▸ GIVEN INSTRUCTION
List each line in which the string "this" appears.

▸ INPUT DATA
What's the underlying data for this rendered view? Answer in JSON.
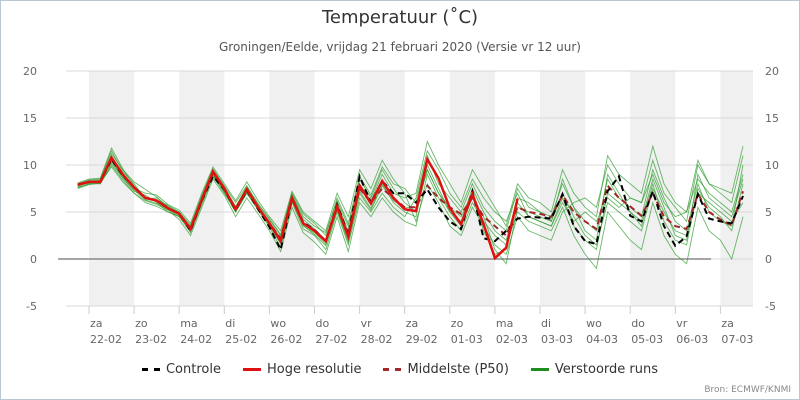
{
  "chart_data": {
    "type": "line",
    "title": "Temperatuur (˚C)",
    "subtitle": "Groningen/Eelde, vrijdag 21 februari 2020 (Versie vr 12 uur)",
    "source": "Bron: ECMWF/KNMI",
    "ylim": [
      -5,
      20
    ],
    "yticks": [
      -5,
      0,
      5,
      10,
      15,
      20
    ],
    "x_start_day": -0.25,
    "x_step_days": 0.25,
    "x_ticks": [
      {
        "day": "za",
        "date": "22-02"
      },
      {
        "day": "zo",
        "date": "23-02"
      },
      {
        "day": "ma",
        "date": "24-02"
      },
      {
        "day": "di",
        "date": "25-02"
      },
      {
        "day": "wo",
        "date": "26-02"
      },
      {
        "day": "do",
        "date": "27-02"
      },
      {
        "day": "vr",
        "date": "28-02"
      },
      {
        "day": "za",
        "date": "29-02"
      },
      {
        "day": "zo",
        "date": "01-03"
      },
      {
        "day": "ma",
        "date": "02-03"
      },
      {
        "day": "di",
        "date": "03-03"
      },
      {
        "day": "wo",
        "date": "04-03"
      },
      {
        "day": "do",
        "date": "05-03"
      },
      {
        "day": "vr",
        "date": "06-03"
      },
      {
        "day": "za",
        "date": "07-03"
      }
    ],
    "colors": {
      "control": "#000000",
      "hires": "#e01010",
      "median": "#a02828",
      "members": "#1e8c1e",
      "band": "#f0f0f0"
    },
    "legend": [
      "Controle",
      "Hoge resolutie",
      "Middelste (P50)",
      "Verstoorde runs"
    ],
    "members": [
      [
        7.6,
        8.0,
        8.0,
        10.2,
        8.6,
        7.2,
        6.8,
        6.0,
        5.0,
        4.5,
        3.5,
        6.8,
        9.6,
        7.8,
        6.0,
        7.8,
        5.8,
        4.2,
        2.5,
        6.8,
        4.5,
        3.5,
        2.8,
        6.2,
        3.5,
        8.5,
        6.5,
        9.5,
        7.5,
        6.0,
        5.0,
        9.5,
        7.0,
        5.0,
        4.0,
        7.5,
        5.0,
        3.0,
        2.0,
        6.5,
        6.0,
        5.0,
        4.0,
        8.5,
        5.5,
        3.0,
        2.0,
        9.0,
        7.0,
        5.0,
        3.5,
        8.0,
        4.0,
        2.0,
        1.5,
        7.5,
        5.5,
        4.5,
        3.0,
        8.0
      ],
      [
        8.0,
        8.4,
        8.5,
        11.5,
        9.3,
        8.0,
        6.4,
        6.5,
        5.6,
        5.0,
        2.8,
        5.8,
        8.8,
        7.0,
        5.0,
        7.0,
        5.2,
        3.4,
        1.2,
        6.0,
        3.2,
        2.5,
        1.0,
        5.0,
        1.5,
        6.5,
        5.0,
        7.0,
        5.5,
        4.5,
        6.5,
        11.5,
        9.5,
        7.0,
        5.5,
        8.5,
        6.5,
        5.0,
        4.0,
        7.0,
        4.5,
        4.0,
        3.5,
        6.0,
        4.0,
        5.0,
        4.0,
        6.5,
        5.5,
        6.5,
        6.0,
        9.0,
        6.0,
        4.5,
        5.0,
        8.5,
        7.0,
        6.0,
        5.0,
        9.0
      ],
      [
        7.8,
        8.1,
        8.3,
        10.5,
        8.8,
        7.5,
        7.0,
        6.8,
        5.8,
        5.2,
        3.8,
        7.0,
        9.8,
        8.0,
        6.2,
        8.2,
        6.2,
        4.5,
        3.0,
        7.2,
        5.0,
        4.0,
        3.0,
        7.0,
        4.5,
        9.5,
        7.5,
        10.5,
        8.5,
        7.0,
        4.0,
        8.0,
        6.0,
        3.5,
        2.5,
        5.5,
        3.5,
        1.5,
        0.5,
        4.5,
        3.0,
        2.5,
        2.0,
        5.0,
        6.0,
        6.5,
        5.5,
        10.0,
        8.0,
        6.5,
        6.0,
        10.5,
        7.0,
        5.5,
        4.0,
        10.0,
        8.0,
        7.0,
        6.0,
        11.0
      ],
      [
        7.7,
        8.2,
        8.0,
        10.0,
        8.4,
        7.0,
        6.2,
        5.8,
        5.2,
        4.2,
        2.5,
        5.5,
        8.5,
        6.8,
        4.5,
        6.5,
        4.8,
        3.0,
        0.8,
        5.5,
        2.8,
        1.8,
        0.5,
        4.5,
        0.8,
        6.0,
        4.5,
        6.5,
        5.0,
        4.0,
        3.5,
        9.0,
        6.5,
        4.5,
        3.0,
        6.0,
        4.0,
        2.5,
        1.5,
        5.0,
        4.0,
        3.5,
        3.0,
        5.5,
        2.5,
        0.5,
        -1.0,
        5.0,
        3.5,
        2.0,
        1.0,
        6.0,
        2.5,
        0.5,
        -0.5,
        5.5,
        3.0,
        2.0,
        0.0,
        4.5
      ],
      [
        7.9,
        8.3,
        8.4,
        11.2,
        9.5,
        8.2,
        7.4,
        6.6,
        5.5,
        4.9,
        3.4,
        6.6,
        9.4,
        7.6,
        5.6,
        7.6,
        5.6,
        4.0,
        2.2,
        6.8,
        4.2,
        3.2,
        2.0,
        6.0,
        3.0,
        8.0,
        6.2,
        9.0,
        7.0,
        6.5,
        7.0,
        12.5,
        10.0,
        8.0,
        6.0,
        9.5,
        7.5,
        5.5,
        3.5,
        8.0,
        6.5,
        6.0,
        5.0,
        9.5,
        7.0,
        5.5,
        4.5,
        11.0,
        9.0,
        8.0,
        7.0,
        12.0,
        8.0,
        6.0,
        5.0,
        10.5,
        8.0,
        7.5,
        7.0,
        12.0
      ],
      [
        7.5,
        7.9,
        8.1,
        9.8,
        8.2,
        7.0,
        6.0,
        5.6,
        5.0,
        4.6,
        3.0,
        6.0,
        9.0,
        7.2,
        5.0,
        7.0,
        5.3,
        3.6,
        1.6,
        6.2,
        3.5,
        2.8,
        1.6,
        5.4,
        2.0,
        7.2,
        5.4,
        8.0,
        6.0,
        5.0,
        4.5,
        10.0,
        7.5,
        5.0,
        3.5,
        6.5,
        4.5,
        1.0,
        -0.5,
        5.5,
        5.0,
        4.5,
        4.0,
        7.0,
        4.5,
        2.5,
        1.5,
        6.0,
        5.0,
        4.0,
        3.0,
        7.5,
        5.0,
        3.0,
        2.5,
        7.0,
        6.0,
        5.0,
        4.0,
        6.0
      ],
      [
        8.1,
        8.5,
        8.6,
        11.8,
        9.6,
        7.8,
        6.6,
        6.3,
        5.7,
        5.0,
        3.6,
        6.4,
        9.2,
        7.4,
        5.5,
        7.7,
        5.9,
        4.3,
        2.6,
        7.0,
        4.8,
        3.8,
        2.5,
        6.5,
        3.8,
        8.8,
        6.8,
        9.8,
        8.0,
        7.5,
        6.0,
        11.0,
        8.0,
        6.5,
        5.0,
        8.0,
        5.5,
        4.0,
        3.0,
        7.5,
        5.5,
        5.0,
        4.5,
        8.0,
        5.5,
        4.0,
        3.0,
        8.5,
        6.5,
        5.5,
        4.5,
        9.5,
        6.5,
        4.0,
        3.0,
        8.0,
        5.0,
        4.0,
        3.5,
        10.0
      ],
      [
        7.6,
        8.0,
        8.2,
        10.4,
        8.7,
        7.3,
        6.3,
        5.9,
        5.3,
        4.5,
        2.9,
        6.1,
        8.9,
        7.1,
        5.2,
        7.2,
        5.4,
        3.7,
        1.7,
        6.3,
        3.6,
        2.6,
        1.4,
        5.2,
        1.8,
        7.0,
        5.2,
        7.8,
        6.2,
        5.5,
        5.5,
        9.5,
        7.0,
        5.5,
        4.5,
        7.0,
        3.0,
        0.5,
        1.0,
        6.0,
        4.5,
        4.0,
        3.5,
        6.5,
        3.5,
        2.0,
        1.0,
        7.0,
        6.0,
        5.0,
        4.0,
        8.5,
        5.5,
        2.5,
        2.0,
        9.0,
        6.5,
        5.5,
        4.5,
        8.5
      ]
    ],
    "control": [
      7.9,
      8.2,
      8.2,
      10.6,
      8.9,
      7.6,
      6.5,
      6.2,
      5.4,
      4.8,
      3.0,
      6.2,
      8.8,
      7.4,
      5.2,
      7.3,
      5.3,
      3.4,
      1.0,
      6.4,
      3.9,
      3.1,
      1.9,
      5.8,
      2.6,
      8.8,
      6.0,
      8.3,
      7.0,
      7.0,
      6.0,
      7.4,
      5.5,
      4.0,
      3.2,
      7.2,
      2.2,
      1.9,
      3.0,
      4.3,
      4.5,
      4.4,
      4.3,
      6.9,
      3.5,
      1.9,
      1.6,
      7.2,
      8.8,
      4.6,
      4.0,
      7.2,
      3.5,
      1.4,
      2.4,
      6.9,
      4.3,
      4.0,
      3.8,
      6.7
    ],
    "hires": [
      7.9,
      8.2,
      8.2,
      10.8,
      9.0,
      7.6,
      6.5,
      6.2,
      5.4,
      4.8,
      3.2,
      6.3,
      9.3,
      7.5,
      5.3,
      7.4,
      5.5,
      3.8,
      1.9,
      6.5,
      3.8,
      3.0,
      1.9,
      5.6,
      2.4,
      7.8,
      5.9,
      8.3,
      6.5,
      5.3,
      5.1,
      10.6,
      8.6,
      5.4,
      3.7,
      6.9,
      3.7,
      0.1,
      1.2,
      6.4
    ],
    "median": [
      7.9,
      8.2,
      8.2,
      10.7,
      9.0,
      7.6,
      6.5,
      6.2,
      5.4,
      4.8,
      3.2,
      6.3,
      9.2,
      7.5,
      5.3,
      7.4,
      5.5,
      3.8,
      2.2,
      6.5,
      3.8,
      3.0,
      1.9,
      5.6,
      2.4,
      7.5,
      6.0,
      7.5,
      6.5,
      5.5,
      5.5,
      7.8,
      6.5,
      5.5,
      4.8,
      6.5,
      4.5,
      3.5,
      2.5,
      5.5,
      5.0,
      4.8,
      4.5,
      6.8,
      5.0,
      4.0,
      3.2,
      7.8,
      6.5,
      5.6,
      4.6,
      7.0,
      4.5,
      3.5,
      3.2,
      6.9,
      5.0,
      4.2,
      3.6,
      7.2
    ]
  }
}
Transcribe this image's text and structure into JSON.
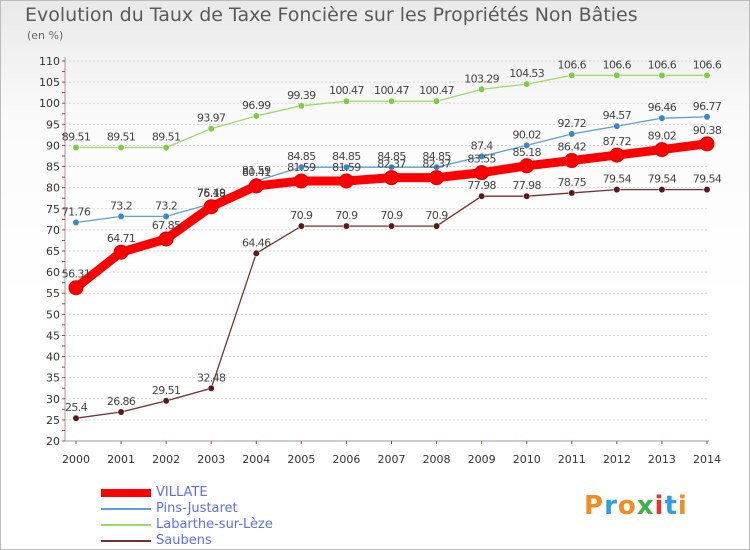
{
  "header": {
    "title": "Evolution du Taux de Taxe Foncière sur les Propriétés Non Bâties",
    "unit": "(en %)"
  },
  "logo": {
    "letters": [
      "P",
      "r",
      "o",
      "x",
      "i",
      "t",
      "i"
    ],
    "colors": [
      "#f28c1e",
      "#2f9ee8",
      "#f28c1e",
      "#3ab54a",
      "#e8342a",
      "#2f9ee8",
      "#f28c1e"
    ]
  },
  "chart_data": {
    "type": "line",
    "title": "Evolution du Taux de Taxe Foncière sur les Propriétés Non Bâties",
    "ylabel": "(en %)",
    "xlabel": "",
    "ylim": [
      20,
      110
    ],
    "yticks": [
      20,
      25,
      30,
      35,
      40,
      45,
      50,
      55,
      60,
      65,
      70,
      75,
      80,
      85,
      90,
      95,
      100,
      105,
      110
    ],
    "x": [
      2000,
      2001,
      2002,
      2003,
      2004,
      2005,
      2006,
      2007,
      2008,
      2009,
      2010,
      2011,
      2012,
      2013,
      2014
    ],
    "legend_position": "bottom-left",
    "series": [
      {
        "name": "VILLATE",
        "color": "#ff0000",
        "emphasis": true,
        "values": [
          56.31,
          64.71,
          67.85,
          75.49,
          80.41,
          81.59,
          81.59,
          82.37,
          82.37,
          83.55,
          85.18,
          86.42,
          87.72,
          89.02,
          90.38
        ],
        "labels": [
          "56.31",
          "64.71",
          "67.85",
          "75.49",
          "80.41",
          "81.59",
          "81.59",
          "82.37",
          "82.37",
          "83.55",
          "85.18",
          "86.42",
          "87.72",
          "89.02",
          "90.38"
        ]
      },
      {
        "name": "Pins-Justaret",
        "color": "#5aa0d8",
        "marker": "#3a86c8",
        "values": [
          71.76,
          73.2,
          73.2,
          76.18,
          81.59,
          84.85,
          84.85,
          84.85,
          84.85,
          87.4,
          90.02,
          92.72,
          94.57,
          96.46,
          96.77
        ],
        "labels": [
          "71.76",
          "73.2",
          "73.2",
          "76.18",
          "81.59",
          "84.85",
          "84.85",
          "84.85",
          "84.85",
          "87.4",
          "90.02",
          "92.72",
          "94.57",
          "96.46",
          "96.77"
        ]
      },
      {
        "name": "Labarthe-sur-Lèze",
        "color": "#99dd66",
        "marker": "#7ccc44",
        "values": [
          89.51,
          89.51,
          89.51,
          93.97,
          96.99,
          99.39,
          100.47,
          100.47,
          100.47,
          103.29,
          104.53,
          106.6,
          106.6,
          106.6,
          106.6
        ],
        "labels": [
          "89.51",
          "89.51",
          "89.51",
          "93.97",
          "96.99",
          "99.39",
          "100.47",
          "100.47",
          "100.47",
          "103.29",
          "104.53",
          "106.6",
          "106.6",
          "106.6",
          "106.6"
        ]
      },
      {
        "name": "Saubens",
        "color": "#7a2f2f",
        "marker": "#5a1818",
        "values": [
          25.4,
          26.86,
          29.51,
          32.48,
          64.46,
          70.9,
          70.9,
          70.9,
          70.9,
          77.98,
          77.98,
          78.75,
          79.54,
          79.54,
          79.54
        ],
        "labels": [
          "25.4",
          "26.86",
          "29.51",
          "32.48",
          "64.46",
          "70.9",
          "70.9",
          "70.9",
          "70.9",
          "77.98",
          "77.98",
          "78.75",
          "79.54",
          "79.54",
          "79.54"
        ]
      }
    ]
  }
}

▸ FINAL RESULT
What's the underlying data for this rendered view? Answer in JSON.
Transcribe this image's text and structure into JSON.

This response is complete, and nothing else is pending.